===== Data to use

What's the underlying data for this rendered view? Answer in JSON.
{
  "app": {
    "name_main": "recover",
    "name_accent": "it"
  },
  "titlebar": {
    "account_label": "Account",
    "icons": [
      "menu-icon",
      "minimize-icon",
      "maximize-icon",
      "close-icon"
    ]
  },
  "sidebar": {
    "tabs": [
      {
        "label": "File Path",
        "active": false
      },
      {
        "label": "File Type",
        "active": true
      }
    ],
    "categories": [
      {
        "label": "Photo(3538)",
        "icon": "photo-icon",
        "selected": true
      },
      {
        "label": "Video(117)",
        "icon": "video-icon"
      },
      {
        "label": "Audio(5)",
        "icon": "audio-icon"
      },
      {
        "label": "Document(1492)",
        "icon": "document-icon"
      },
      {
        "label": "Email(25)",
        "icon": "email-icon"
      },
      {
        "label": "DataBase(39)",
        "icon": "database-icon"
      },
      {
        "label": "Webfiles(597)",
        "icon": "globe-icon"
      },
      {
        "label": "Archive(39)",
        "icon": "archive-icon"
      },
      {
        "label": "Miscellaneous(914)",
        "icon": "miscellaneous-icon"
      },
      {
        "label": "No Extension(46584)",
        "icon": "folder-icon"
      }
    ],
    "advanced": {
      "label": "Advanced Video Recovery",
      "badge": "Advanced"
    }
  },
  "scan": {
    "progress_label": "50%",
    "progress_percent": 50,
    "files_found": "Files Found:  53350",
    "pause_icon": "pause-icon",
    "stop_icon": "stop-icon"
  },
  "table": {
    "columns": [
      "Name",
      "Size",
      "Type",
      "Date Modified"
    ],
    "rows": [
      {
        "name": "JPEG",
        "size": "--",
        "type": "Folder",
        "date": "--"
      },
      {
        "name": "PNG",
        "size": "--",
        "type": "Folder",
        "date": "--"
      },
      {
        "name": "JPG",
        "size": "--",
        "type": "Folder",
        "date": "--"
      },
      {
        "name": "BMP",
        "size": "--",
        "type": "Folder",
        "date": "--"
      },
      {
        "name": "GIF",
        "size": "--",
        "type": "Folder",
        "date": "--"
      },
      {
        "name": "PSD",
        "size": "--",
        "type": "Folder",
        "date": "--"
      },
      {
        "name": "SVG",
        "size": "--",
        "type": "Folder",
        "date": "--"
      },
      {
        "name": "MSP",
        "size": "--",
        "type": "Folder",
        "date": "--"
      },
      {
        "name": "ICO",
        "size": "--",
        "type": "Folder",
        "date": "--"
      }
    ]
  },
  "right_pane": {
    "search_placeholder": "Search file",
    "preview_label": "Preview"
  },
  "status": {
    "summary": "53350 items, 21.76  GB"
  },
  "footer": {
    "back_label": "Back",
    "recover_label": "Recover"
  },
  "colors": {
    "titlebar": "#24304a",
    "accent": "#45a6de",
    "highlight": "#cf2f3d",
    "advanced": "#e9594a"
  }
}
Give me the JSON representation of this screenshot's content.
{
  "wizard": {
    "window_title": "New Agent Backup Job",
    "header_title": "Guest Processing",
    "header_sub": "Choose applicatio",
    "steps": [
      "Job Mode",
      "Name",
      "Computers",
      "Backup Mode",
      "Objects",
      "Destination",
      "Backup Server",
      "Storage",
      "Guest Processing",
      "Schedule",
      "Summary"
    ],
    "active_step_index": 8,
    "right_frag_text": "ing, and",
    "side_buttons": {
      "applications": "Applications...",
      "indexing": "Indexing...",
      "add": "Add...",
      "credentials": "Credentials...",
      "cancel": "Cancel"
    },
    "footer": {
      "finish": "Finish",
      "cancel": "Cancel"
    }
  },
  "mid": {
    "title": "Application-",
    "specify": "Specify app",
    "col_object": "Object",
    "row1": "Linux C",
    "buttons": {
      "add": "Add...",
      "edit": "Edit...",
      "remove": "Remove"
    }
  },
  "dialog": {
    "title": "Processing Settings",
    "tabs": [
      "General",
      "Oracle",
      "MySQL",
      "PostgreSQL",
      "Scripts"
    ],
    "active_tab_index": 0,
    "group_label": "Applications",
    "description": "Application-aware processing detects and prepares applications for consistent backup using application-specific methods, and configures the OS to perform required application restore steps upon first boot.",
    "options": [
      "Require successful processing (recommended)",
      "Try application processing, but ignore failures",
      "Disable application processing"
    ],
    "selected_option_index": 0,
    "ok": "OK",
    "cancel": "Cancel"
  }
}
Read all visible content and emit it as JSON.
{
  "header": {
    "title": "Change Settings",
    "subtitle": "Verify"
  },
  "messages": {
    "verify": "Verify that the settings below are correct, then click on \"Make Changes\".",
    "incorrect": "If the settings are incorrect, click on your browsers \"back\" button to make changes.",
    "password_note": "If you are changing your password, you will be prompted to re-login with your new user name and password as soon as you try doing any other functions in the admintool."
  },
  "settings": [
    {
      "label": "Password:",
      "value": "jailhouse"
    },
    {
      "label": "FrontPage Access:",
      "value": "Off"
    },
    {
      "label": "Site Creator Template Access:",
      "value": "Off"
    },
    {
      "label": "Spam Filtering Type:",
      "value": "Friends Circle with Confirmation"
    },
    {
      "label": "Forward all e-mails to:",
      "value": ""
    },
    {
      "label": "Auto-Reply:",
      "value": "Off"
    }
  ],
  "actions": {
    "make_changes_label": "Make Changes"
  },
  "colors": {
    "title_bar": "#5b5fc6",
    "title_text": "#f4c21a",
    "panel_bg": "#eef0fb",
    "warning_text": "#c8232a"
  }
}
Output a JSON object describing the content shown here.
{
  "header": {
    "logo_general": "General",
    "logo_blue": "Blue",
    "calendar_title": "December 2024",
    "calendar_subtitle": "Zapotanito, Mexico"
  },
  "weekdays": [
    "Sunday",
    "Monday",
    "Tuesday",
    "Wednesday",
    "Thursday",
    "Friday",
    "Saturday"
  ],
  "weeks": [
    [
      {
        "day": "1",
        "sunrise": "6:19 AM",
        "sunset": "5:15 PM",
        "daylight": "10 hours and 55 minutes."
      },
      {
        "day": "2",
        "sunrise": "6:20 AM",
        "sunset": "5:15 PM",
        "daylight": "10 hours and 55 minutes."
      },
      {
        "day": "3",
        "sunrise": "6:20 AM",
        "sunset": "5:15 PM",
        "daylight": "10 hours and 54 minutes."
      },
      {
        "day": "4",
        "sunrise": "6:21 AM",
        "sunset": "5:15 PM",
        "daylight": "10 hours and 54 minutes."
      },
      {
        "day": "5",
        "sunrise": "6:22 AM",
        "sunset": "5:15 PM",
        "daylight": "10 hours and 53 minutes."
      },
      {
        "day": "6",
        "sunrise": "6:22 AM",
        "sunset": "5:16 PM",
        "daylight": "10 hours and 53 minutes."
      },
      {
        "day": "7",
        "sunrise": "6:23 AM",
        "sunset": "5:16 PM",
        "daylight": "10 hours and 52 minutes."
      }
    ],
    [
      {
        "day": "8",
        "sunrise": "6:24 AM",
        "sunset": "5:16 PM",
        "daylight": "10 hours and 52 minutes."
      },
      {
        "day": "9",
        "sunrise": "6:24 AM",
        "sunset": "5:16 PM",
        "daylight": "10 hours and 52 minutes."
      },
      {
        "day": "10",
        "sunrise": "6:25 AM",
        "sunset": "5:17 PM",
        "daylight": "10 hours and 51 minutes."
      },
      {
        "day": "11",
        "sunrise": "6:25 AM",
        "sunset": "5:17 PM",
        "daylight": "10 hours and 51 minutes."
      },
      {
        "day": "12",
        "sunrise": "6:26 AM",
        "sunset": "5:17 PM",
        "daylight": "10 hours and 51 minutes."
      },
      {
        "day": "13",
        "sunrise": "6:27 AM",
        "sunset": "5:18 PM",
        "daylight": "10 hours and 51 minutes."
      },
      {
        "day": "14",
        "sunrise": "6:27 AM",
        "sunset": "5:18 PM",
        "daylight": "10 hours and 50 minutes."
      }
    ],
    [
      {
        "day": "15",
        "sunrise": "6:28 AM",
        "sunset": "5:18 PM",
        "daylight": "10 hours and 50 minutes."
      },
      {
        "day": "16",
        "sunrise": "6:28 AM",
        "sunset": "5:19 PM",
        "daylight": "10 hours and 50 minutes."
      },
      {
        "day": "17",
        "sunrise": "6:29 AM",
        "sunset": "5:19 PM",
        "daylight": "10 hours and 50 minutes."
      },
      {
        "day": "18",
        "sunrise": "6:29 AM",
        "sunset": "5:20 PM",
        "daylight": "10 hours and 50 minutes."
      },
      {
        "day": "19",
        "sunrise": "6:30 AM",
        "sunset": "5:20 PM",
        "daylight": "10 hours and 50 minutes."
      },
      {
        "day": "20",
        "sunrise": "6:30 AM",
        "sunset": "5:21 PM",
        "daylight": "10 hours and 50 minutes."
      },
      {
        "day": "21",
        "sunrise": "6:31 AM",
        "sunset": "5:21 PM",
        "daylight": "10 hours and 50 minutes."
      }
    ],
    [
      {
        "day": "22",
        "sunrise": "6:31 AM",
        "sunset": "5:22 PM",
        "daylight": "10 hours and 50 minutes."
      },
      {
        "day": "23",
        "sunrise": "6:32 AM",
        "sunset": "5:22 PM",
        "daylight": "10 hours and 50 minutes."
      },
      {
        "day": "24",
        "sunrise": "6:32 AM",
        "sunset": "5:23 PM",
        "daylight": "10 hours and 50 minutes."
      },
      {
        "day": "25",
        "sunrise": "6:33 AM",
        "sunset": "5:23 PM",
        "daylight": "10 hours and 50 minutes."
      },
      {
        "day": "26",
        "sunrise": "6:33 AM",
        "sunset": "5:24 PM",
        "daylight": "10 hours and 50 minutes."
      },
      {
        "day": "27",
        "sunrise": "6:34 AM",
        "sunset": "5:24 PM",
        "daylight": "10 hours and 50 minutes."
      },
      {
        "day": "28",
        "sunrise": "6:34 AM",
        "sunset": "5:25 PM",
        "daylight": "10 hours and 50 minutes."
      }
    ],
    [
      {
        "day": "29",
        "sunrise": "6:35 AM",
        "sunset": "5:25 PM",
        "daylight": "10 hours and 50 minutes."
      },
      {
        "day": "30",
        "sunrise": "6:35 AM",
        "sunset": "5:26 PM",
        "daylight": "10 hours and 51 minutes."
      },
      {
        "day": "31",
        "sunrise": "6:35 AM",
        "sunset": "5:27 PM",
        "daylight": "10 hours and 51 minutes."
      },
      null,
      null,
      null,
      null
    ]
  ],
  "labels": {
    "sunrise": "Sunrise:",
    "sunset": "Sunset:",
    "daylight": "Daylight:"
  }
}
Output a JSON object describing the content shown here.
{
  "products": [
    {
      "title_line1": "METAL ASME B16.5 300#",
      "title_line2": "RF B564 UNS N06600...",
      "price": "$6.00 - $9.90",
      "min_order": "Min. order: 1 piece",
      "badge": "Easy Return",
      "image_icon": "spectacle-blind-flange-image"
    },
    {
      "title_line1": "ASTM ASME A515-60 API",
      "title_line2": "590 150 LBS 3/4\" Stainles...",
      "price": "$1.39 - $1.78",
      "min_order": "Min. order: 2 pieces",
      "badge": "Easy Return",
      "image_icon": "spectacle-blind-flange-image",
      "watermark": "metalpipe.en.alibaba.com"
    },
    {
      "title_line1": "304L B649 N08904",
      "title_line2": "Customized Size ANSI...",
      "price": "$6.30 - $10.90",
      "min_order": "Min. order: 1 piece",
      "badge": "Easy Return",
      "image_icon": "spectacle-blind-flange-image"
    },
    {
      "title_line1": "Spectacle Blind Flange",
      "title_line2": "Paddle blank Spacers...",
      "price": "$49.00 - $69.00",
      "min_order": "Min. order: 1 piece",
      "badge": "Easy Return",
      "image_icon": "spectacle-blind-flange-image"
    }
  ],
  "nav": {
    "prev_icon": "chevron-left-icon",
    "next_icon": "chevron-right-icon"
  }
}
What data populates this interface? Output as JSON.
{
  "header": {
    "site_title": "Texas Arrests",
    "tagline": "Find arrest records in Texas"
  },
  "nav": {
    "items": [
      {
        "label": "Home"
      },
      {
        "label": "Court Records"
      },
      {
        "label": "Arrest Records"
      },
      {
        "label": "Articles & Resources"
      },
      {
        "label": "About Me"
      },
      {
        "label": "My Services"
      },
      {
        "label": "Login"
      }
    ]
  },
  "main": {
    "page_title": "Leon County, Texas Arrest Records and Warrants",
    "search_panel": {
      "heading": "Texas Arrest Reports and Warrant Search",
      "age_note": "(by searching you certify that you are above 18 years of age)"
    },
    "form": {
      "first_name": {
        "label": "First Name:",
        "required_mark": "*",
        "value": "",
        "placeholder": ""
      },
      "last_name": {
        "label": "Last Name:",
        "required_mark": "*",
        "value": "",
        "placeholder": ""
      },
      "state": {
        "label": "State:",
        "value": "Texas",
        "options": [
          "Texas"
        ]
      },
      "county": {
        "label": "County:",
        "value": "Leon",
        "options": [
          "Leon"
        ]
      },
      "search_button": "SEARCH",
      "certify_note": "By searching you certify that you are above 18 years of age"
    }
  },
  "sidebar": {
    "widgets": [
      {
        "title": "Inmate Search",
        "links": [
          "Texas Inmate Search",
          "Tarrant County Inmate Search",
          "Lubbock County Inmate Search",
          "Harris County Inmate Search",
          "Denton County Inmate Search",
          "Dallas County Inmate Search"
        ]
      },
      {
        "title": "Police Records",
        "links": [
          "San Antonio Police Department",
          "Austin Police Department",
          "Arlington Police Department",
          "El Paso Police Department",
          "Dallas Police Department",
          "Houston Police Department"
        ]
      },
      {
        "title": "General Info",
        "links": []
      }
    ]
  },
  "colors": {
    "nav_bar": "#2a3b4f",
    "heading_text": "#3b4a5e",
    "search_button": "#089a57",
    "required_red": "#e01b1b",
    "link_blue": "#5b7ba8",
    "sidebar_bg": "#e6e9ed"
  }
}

==========

Requirement
Report only the count of lines that include the string "What".

Result of this exercise
2